### Written exercise 1
Count the lines in the records that contain the string "link", treating uppercase and lowercase as different. Reply with the number only.

### Passage
BEGIN

Hypothesis Tests Involving Means

May 6, 2024

Looking at various hypothesis tests involving the mean or difference of means

So far, I’ve looked at various ways that we can find the confidence interval for a difference of means, using both the frequentist (here and here) and Bayesian (here and here) frameworks. In this post, I’ll be looking at hypothesis tests which involve the mean.

Quick Recap of Hypothesis Testing

Before we begin, let’s remind ourselves of what the idea of hypothesis testing is. Essentially, we are going to start with our null hypothesis: our idea that we initially believe to be true, or the status quo. We are going to assume that this is true, and then look at the probability of the data that we collected, given the null hypothesis. If the data is very unlikely (again, given the null), we reject the null hypothesis. If the data is roughly congruent with the null hypothesis (at whatever significance level we’ve decided on), then we fail to reject the null hypothesis.

In this way, hypothesis testing is much like a trial where the null hypothesis would be innocence. If the evidence is overwhelmingly unlikely given that they are innocent, then we reject the hypothesis of innocence, finding them guilty. However, if the evidence is congruent with them being innocent, then we fail to reject their innocence, finding them not guilty instead.

Let’s look at an example to help explain this.

Testing $\mu = \mu_0$ (large samples)

Let’s start by testing the null hypothesis that our population mean, $\mu$ , is equal to some predetermined value, $\mu_0$ . In this case, our null hypothesis (our starting point) is that the population mean $\mu = \mu_0$ , and we will then look at the data to see if that is likely.

It seems reasonable to start with our sample mean, $\bar{x}$ . We know that under some reasonable assumptions,

\bar{X} \sim \text{Normal}\left(\mu, \frac{\sigma}{\sqrt{n}}\right)

assuming that the underlying population has mean $\mu$ and standard deviation $\sigma$ . In our case, since we start with the assumption that the null hypothesis is correct, we have

\bar{X} \sim \text{Normal}\left(\mu_0, \frac{\sigma}{\sqrt{n}}\right)

or more commonly,

z = \frac{\bar{x} - \mu_0}{\sigma / \sqrt{n}} \sim \text{Normal}(0, 1)

If the sample size is large, we can safely substitute the sample standard deviation, $s$ , for the true population standard deviation, $\sigma$ .

z = \frac{\bar{x} - \mu_0}{s / \sqrt{n}} \sim \text{Normal}(0, 1)

END

Layout annotation records

BEGIN

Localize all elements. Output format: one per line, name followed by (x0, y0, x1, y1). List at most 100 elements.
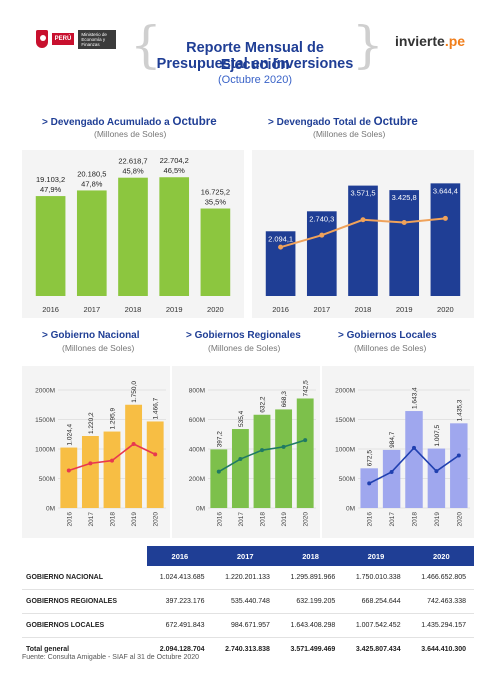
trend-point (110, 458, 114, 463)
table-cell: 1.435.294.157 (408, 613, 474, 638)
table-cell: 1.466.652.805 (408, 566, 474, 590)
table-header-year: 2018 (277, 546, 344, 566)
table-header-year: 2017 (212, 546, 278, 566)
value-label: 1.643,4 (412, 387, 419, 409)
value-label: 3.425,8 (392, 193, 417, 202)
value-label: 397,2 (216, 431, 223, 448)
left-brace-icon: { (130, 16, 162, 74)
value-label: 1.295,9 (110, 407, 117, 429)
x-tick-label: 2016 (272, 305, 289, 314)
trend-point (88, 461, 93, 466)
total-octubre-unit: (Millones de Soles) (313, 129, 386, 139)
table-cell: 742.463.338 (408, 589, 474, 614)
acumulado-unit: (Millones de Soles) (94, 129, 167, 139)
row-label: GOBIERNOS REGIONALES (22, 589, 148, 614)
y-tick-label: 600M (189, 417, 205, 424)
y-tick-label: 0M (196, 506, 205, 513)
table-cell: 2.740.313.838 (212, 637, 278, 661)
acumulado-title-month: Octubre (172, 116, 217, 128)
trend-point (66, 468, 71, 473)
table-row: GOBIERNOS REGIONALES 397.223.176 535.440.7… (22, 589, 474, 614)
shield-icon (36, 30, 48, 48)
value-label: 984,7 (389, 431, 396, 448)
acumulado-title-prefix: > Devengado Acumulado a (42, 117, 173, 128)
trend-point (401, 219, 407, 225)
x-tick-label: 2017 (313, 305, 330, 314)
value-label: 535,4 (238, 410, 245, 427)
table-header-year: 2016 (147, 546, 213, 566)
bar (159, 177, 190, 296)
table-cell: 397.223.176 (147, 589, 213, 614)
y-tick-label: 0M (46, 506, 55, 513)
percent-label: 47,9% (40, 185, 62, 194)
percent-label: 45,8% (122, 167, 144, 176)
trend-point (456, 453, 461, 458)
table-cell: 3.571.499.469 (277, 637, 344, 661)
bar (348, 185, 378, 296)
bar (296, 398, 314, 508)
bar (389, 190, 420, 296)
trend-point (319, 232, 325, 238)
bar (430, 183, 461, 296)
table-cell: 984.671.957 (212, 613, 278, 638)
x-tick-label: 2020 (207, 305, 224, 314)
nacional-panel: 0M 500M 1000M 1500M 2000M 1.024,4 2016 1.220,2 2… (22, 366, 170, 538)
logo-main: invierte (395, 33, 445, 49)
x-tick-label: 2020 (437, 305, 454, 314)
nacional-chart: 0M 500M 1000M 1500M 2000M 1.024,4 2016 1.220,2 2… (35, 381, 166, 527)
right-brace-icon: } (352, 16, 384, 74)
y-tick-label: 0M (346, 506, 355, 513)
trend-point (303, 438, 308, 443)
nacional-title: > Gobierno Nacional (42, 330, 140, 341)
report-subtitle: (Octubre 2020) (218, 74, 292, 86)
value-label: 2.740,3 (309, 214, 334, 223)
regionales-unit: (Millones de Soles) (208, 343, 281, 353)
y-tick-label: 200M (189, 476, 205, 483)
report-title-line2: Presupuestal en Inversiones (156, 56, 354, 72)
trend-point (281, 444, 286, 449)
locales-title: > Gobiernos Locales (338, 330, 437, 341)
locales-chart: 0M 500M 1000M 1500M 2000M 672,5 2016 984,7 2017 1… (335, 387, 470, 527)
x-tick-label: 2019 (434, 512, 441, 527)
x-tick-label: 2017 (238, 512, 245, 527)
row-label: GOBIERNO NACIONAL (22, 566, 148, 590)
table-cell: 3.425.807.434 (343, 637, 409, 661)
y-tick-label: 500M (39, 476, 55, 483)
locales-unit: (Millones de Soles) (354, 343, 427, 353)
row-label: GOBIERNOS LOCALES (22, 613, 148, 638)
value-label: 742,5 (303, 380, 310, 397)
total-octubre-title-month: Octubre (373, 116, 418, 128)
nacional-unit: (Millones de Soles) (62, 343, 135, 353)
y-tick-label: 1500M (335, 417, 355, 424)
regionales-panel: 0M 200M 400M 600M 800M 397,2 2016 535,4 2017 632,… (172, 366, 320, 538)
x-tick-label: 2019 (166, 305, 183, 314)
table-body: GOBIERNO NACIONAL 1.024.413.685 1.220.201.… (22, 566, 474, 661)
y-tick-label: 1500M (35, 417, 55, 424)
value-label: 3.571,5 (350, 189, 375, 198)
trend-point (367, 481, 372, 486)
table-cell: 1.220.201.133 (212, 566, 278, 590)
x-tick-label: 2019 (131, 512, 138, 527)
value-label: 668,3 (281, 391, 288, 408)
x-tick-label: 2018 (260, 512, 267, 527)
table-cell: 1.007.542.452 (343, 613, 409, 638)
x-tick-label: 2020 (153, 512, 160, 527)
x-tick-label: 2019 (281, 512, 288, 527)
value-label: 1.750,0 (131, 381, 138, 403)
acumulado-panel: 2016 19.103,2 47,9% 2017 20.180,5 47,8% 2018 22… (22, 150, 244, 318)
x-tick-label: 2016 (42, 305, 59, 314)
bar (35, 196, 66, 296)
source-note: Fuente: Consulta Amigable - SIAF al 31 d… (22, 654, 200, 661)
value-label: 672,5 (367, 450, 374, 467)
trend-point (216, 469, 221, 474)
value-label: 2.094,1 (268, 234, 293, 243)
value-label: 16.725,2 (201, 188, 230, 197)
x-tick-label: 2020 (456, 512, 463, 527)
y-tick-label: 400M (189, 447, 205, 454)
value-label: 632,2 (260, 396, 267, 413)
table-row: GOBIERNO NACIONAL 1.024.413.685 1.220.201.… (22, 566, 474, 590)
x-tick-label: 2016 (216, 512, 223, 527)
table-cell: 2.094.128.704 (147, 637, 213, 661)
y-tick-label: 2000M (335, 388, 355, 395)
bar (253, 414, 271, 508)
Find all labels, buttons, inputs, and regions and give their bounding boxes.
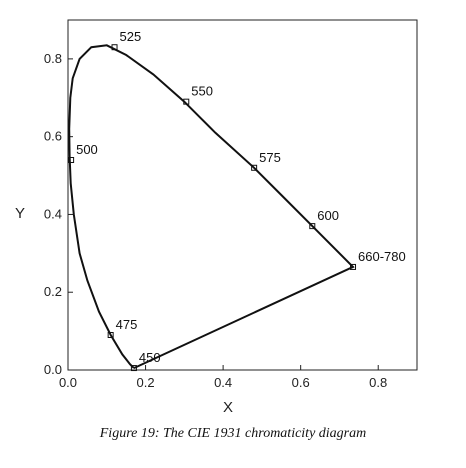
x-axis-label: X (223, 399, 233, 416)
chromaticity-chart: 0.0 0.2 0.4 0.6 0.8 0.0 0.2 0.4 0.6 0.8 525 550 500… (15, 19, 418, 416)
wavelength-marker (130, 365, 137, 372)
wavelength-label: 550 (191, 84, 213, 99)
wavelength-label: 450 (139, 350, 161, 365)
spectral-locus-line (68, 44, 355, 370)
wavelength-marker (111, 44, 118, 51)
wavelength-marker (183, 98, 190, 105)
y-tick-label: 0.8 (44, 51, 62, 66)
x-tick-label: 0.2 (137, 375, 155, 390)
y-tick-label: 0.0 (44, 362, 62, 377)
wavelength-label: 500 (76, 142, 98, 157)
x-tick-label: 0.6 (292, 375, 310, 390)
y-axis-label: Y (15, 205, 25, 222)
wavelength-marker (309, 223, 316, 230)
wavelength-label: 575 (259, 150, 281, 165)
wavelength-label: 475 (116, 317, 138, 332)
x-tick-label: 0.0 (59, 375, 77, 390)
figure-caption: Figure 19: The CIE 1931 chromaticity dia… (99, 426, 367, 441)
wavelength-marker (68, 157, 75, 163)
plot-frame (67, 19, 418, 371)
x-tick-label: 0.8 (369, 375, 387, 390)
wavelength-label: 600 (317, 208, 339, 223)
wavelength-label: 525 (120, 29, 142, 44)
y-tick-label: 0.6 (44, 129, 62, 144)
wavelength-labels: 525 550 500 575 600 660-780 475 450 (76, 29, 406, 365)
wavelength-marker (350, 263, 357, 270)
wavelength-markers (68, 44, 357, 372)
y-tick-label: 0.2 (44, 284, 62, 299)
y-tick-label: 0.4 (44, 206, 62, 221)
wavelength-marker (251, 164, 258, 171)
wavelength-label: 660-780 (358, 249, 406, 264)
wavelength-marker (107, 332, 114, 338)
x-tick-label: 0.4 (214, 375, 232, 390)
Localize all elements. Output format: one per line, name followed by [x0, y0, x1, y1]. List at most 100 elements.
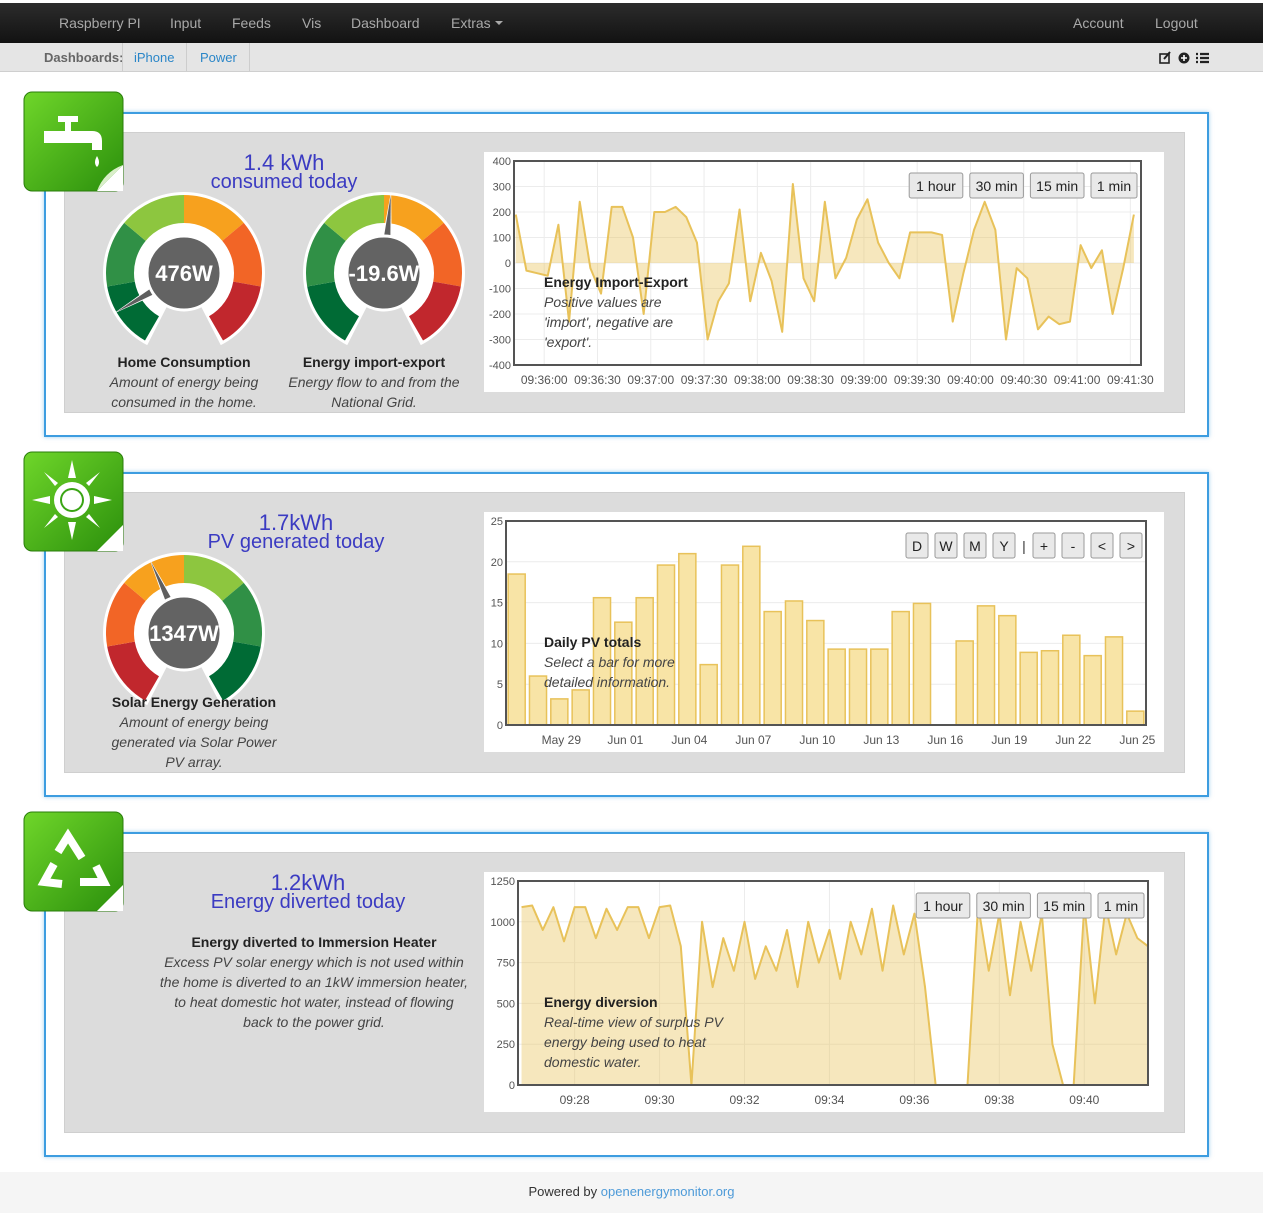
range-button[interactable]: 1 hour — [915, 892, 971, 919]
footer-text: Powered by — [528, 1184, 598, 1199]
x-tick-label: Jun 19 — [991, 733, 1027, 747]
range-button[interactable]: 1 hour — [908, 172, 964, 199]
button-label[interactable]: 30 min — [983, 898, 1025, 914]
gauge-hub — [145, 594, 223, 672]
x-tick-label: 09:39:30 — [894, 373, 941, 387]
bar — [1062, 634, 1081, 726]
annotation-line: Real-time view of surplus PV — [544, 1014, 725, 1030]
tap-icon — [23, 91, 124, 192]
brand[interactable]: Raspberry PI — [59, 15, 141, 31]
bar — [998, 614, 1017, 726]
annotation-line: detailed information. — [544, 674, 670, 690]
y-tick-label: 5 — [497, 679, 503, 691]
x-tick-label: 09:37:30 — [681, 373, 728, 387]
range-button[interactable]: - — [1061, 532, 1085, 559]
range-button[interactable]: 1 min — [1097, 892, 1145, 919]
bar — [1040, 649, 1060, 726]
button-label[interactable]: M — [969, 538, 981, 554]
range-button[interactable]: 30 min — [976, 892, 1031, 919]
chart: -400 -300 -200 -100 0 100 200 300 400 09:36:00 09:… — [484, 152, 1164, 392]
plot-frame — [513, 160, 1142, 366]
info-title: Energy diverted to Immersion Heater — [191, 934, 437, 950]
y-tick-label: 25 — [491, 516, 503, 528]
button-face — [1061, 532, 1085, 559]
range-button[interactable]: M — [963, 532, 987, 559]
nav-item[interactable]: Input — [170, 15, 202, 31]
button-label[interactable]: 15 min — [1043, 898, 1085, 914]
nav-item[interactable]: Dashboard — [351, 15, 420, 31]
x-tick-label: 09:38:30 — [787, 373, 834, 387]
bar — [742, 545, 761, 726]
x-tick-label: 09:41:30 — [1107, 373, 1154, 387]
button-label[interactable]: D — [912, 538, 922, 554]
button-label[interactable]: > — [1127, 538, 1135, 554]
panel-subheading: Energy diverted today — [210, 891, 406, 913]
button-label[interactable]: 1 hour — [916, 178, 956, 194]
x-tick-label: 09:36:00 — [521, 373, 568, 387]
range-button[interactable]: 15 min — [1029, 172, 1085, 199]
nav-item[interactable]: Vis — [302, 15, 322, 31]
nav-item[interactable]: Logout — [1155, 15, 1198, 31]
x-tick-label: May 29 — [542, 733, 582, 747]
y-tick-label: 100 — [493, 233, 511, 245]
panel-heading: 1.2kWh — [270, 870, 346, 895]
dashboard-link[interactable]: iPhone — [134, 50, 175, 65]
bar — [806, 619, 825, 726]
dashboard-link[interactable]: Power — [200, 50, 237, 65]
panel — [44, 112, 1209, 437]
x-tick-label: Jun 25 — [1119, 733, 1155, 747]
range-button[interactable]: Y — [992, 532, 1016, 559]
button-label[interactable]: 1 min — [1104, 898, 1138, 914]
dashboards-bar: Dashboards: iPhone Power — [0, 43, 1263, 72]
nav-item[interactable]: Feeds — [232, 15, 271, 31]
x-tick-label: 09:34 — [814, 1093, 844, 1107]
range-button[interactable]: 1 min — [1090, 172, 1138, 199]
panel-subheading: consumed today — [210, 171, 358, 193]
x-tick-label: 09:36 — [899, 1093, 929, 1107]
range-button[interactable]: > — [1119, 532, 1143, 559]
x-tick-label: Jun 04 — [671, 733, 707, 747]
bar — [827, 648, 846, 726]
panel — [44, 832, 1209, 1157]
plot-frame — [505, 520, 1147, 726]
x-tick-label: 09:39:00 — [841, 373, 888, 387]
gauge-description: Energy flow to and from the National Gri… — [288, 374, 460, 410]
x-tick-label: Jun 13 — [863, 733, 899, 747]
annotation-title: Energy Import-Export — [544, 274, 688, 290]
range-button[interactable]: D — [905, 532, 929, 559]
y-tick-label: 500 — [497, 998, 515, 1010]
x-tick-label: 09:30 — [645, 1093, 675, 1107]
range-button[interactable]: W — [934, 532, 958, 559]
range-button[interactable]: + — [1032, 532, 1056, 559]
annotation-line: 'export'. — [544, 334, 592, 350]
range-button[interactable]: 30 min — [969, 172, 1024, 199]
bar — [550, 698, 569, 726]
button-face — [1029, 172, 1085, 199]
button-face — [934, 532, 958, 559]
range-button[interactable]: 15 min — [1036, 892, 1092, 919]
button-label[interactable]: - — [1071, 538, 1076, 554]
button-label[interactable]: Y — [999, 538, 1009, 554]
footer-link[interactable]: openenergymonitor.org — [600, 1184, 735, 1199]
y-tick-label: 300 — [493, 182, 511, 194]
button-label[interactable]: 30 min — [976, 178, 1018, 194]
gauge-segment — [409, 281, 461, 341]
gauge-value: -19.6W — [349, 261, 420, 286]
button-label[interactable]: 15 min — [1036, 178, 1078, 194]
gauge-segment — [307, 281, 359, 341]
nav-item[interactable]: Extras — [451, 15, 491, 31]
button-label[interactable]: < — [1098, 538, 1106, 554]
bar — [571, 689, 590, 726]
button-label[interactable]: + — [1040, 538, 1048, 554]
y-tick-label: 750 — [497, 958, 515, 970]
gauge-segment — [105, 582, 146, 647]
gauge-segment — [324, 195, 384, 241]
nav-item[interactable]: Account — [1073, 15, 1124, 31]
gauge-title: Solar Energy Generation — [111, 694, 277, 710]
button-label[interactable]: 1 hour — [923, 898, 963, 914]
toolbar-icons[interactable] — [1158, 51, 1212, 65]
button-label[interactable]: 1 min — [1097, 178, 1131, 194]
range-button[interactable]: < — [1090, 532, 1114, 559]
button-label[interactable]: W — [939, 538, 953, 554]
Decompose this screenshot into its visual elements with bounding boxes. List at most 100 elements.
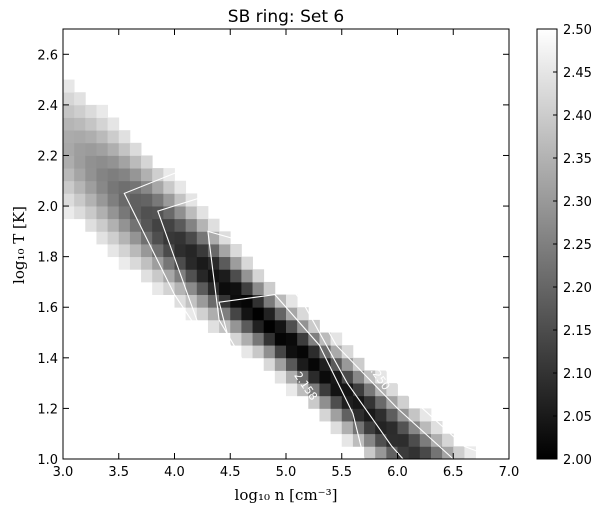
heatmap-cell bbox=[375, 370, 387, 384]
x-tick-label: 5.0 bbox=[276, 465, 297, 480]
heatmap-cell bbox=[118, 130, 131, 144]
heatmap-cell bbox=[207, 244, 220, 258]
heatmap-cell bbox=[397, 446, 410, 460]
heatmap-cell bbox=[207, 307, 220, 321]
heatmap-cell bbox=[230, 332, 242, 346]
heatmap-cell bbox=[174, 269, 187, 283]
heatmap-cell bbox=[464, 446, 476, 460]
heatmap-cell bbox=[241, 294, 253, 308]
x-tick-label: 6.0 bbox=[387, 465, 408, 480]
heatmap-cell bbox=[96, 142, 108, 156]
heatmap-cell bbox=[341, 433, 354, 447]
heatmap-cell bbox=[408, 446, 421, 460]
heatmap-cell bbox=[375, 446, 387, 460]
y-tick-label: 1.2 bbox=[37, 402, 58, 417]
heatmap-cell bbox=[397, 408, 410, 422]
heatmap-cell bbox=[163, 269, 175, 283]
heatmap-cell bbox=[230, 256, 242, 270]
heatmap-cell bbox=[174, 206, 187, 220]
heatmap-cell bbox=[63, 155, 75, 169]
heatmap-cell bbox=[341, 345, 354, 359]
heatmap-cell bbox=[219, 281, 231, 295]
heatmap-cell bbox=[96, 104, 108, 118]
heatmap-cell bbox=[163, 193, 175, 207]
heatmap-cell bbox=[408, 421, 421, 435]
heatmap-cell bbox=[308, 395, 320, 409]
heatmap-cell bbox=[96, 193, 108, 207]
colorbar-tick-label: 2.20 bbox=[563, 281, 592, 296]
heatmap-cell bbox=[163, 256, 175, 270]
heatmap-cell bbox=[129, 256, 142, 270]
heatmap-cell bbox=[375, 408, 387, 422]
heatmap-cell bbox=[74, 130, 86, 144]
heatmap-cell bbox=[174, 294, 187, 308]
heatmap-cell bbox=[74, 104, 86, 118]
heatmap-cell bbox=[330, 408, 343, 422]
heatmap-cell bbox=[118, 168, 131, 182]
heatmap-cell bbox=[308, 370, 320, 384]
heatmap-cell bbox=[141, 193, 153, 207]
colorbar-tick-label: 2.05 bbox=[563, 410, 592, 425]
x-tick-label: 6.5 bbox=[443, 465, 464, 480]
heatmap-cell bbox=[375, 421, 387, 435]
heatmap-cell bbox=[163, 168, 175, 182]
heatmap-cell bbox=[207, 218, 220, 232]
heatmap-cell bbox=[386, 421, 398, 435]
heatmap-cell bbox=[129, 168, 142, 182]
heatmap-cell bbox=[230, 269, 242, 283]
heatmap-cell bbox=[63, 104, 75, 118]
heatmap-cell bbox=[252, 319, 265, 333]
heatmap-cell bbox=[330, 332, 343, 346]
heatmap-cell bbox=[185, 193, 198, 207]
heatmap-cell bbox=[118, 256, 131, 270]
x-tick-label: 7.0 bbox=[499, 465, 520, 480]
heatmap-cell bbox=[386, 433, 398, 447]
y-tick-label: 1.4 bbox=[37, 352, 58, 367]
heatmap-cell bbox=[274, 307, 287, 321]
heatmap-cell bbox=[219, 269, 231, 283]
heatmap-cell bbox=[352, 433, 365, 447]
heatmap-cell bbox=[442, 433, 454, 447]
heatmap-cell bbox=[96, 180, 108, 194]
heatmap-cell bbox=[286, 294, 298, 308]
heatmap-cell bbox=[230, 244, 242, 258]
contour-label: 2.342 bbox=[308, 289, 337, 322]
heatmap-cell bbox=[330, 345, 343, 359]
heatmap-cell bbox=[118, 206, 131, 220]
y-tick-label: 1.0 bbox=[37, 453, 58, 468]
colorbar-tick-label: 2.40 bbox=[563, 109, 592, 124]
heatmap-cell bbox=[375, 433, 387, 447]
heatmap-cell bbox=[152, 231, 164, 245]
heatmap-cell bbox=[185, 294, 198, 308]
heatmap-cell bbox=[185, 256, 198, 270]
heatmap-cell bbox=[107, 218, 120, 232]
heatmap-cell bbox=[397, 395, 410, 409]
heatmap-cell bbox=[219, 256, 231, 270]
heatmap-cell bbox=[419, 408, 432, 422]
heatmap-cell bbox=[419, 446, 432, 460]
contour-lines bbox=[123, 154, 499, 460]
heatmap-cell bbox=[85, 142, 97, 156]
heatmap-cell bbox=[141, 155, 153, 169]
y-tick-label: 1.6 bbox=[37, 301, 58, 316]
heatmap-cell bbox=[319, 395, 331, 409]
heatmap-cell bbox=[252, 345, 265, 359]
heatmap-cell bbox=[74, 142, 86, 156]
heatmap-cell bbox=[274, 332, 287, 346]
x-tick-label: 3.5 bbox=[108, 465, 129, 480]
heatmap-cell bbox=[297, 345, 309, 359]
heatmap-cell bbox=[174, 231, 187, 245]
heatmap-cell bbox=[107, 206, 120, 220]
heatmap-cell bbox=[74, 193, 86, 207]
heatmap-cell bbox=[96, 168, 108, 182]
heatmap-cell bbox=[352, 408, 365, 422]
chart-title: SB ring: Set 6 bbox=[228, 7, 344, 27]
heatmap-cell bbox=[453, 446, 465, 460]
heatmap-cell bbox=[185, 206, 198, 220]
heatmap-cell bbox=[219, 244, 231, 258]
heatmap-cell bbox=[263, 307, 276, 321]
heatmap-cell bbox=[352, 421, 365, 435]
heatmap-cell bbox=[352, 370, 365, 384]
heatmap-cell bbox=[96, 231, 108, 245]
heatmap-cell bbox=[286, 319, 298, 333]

END

### Written exercise 2
According to the hypothesis tests passage, when can the sample standard deviation be substituted for the population standard deviation?

### Written reply 1
3

### Written reply 2
When the sample size is large.